(Source data)

▬▬▬▬▬▬▬▬▬▬

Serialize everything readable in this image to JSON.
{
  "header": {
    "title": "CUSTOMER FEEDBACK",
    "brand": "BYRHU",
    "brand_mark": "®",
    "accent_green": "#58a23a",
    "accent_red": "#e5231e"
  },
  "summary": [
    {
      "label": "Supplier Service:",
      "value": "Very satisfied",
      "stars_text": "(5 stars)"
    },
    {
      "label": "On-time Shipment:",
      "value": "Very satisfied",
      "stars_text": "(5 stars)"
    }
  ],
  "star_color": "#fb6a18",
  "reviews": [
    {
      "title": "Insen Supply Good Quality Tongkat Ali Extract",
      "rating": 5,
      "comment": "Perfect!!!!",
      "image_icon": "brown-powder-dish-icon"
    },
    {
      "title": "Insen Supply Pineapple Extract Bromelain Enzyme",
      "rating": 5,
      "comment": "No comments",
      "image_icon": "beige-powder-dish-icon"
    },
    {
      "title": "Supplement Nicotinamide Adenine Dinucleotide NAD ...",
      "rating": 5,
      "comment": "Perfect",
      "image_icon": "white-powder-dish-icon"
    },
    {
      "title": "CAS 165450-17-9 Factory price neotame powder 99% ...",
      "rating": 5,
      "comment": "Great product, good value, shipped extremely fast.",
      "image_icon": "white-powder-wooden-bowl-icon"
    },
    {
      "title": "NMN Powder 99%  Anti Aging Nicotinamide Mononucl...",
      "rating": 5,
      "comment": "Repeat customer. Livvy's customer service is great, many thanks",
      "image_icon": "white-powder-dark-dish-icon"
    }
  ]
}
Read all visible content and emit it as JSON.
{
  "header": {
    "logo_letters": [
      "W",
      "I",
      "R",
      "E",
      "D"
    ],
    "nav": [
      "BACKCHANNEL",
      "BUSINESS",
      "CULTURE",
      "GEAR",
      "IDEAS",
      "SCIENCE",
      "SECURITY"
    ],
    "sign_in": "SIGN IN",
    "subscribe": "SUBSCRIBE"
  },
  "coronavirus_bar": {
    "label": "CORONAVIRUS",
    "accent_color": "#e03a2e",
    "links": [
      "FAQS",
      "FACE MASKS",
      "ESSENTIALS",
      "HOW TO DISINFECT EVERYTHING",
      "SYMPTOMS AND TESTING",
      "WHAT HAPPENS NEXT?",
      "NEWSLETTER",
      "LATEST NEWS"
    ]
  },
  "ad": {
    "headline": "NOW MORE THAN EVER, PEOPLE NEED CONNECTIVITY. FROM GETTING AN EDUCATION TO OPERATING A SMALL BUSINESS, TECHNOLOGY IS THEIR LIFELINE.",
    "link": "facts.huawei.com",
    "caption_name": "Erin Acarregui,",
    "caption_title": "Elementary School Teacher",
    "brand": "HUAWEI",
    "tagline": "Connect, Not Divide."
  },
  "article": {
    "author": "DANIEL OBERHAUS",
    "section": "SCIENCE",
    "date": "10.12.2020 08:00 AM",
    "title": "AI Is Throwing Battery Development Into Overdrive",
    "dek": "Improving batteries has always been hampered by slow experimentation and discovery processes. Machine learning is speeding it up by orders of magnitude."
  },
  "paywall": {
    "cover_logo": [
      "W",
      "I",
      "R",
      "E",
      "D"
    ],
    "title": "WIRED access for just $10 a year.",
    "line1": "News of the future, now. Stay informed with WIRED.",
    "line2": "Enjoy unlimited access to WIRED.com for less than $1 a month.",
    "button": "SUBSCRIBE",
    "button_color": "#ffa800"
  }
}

▬▬▬▬▬▬▬▬▬▬

Each entry given above is to be duplicated exactly.

Serialize everything readable in this image to JSON.
{
  "header": {
    "title": "CUSTOMER FEEDBACK",
    "brand": "BYRHU",
    "brand_mark": "®",
    "accent_green": "#58a23a",
    "accent_red": "#e5231e"
  },
  "summary": [
    {
      "label": "Supplier Service:",
      "value": "Very satisfied",
      "stars_text": "(5 stars)"
    },
    {
      "label": "On-time Shipment:",
      "value": "Very satisfied",
      "stars_text": "(5 stars)"
    }
  ],
  "star_color": "#fb6a18",
  "reviews": [
    {
      "title": "Insen Supply Good Quality Tongkat Ali Extract",
      "rating": 5,
      "comment": "Perfect!!!!",
      "image_icon": "brown-powder-dish-icon"
    },
    {
      "title": "Insen Supply Pineapple Extract Bromelain Enzyme",
      "rating": 5,
      "comment": "No comments",
      "image_icon": "beige-powder-dish-icon"
    },
    {
      "title": "Supplement Nicotinamide Adenine Dinucleotide NAD ...",
      "rating": 5,
      "comment": "Perfect",
      "image_icon": "white-powder-dish-icon"
    },
    {
      "title": "CAS 165450-17-9 Factory price neotame powder 99% ...",
      "rating": 5,
      "comment": "Great product, good value, shipped extremely fast.",
      "image_icon": "white-powder-wooden-bowl-icon"
    },
    {
      "title": "NMN Powder 99%  Anti Aging Nicotinamide Mononucl...",
      "rating": 5,
      "comment": "Repeat customer. Livvy's customer service is great, many thanks",
      "image_icon": "white-powder-dark-dish-icon"
    }
  ]
}
Read all visible content and emit it as JSON.
{
  "header": {
    "logo_letters": [
      "W",
      "I",
      "R",
      "E",
      "D"
    ],
    "nav": [
      "BACKCHANNEL",
      "BUSINESS",
      "CULTURE",
      "GEAR",
      "IDEAS",
      "SCIENCE",
      "SECURITY"
    ],
    "sign_in": "SIGN IN",
    "subscribe": "SUBSCRIBE"
  },
  "coronavirus_bar": {
    "label": "CORONAVIRUS",
    "accent_color": "#e03a2e",
    "links": [
      "FAQS",
      "FACE MASKS",
      "ESSENTIALS",
      "HOW TO DISINFECT EVERYTHING",
      "SYMPTOMS AND TESTING",
      "WHAT HAPPENS NEXT?",
      "NEWSLETTER",
      "LATEST NEWS"
    ]
  },
  "ad": {
    "headline": "NOW MORE THAN EVER, PEOPLE NEED CONNECTIVITY. FROM GETTING AN EDUCATION TO OPERATING A SMALL BUSINESS, TECHNOLOGY IS THEIR LIFELINE.",
    "link": "facts.huawei.com",
    "caption_name": "Erin Acarregui,",
    "caption_title": "Elementary School Teacher",
    "brand": "HUAWEI",
    "tagline": "Connect, Not Divide."
  },
  "article": {
    "author": "DANIEL OBERHAUS",
    "section": "SCIENCE",
    "date": "10.12.2020 08:00 AM",
    "title": "AI Is Throwing Battery Development Into Overdrive",
    "dek": "Improving batteries has always been hampered by slow experimentation and discovery processes. Machine learning is speeding it up by orders of magnitude."
  },
  "paywall": {
    "cover_logo": [
      "W",
      "I",
      "R",
      "E",
      "D"
    ],
    "title": "WIRED access for just $10 a year.",
    "line1": "News of the future, now. Stay informed with WIRED.",
    "line2": "Enjoy unlimited access to WIRED.com for less than $1 a month.",
    "button": "SUBSCRIBE",
    "button_color": "#ffa800"
  }
}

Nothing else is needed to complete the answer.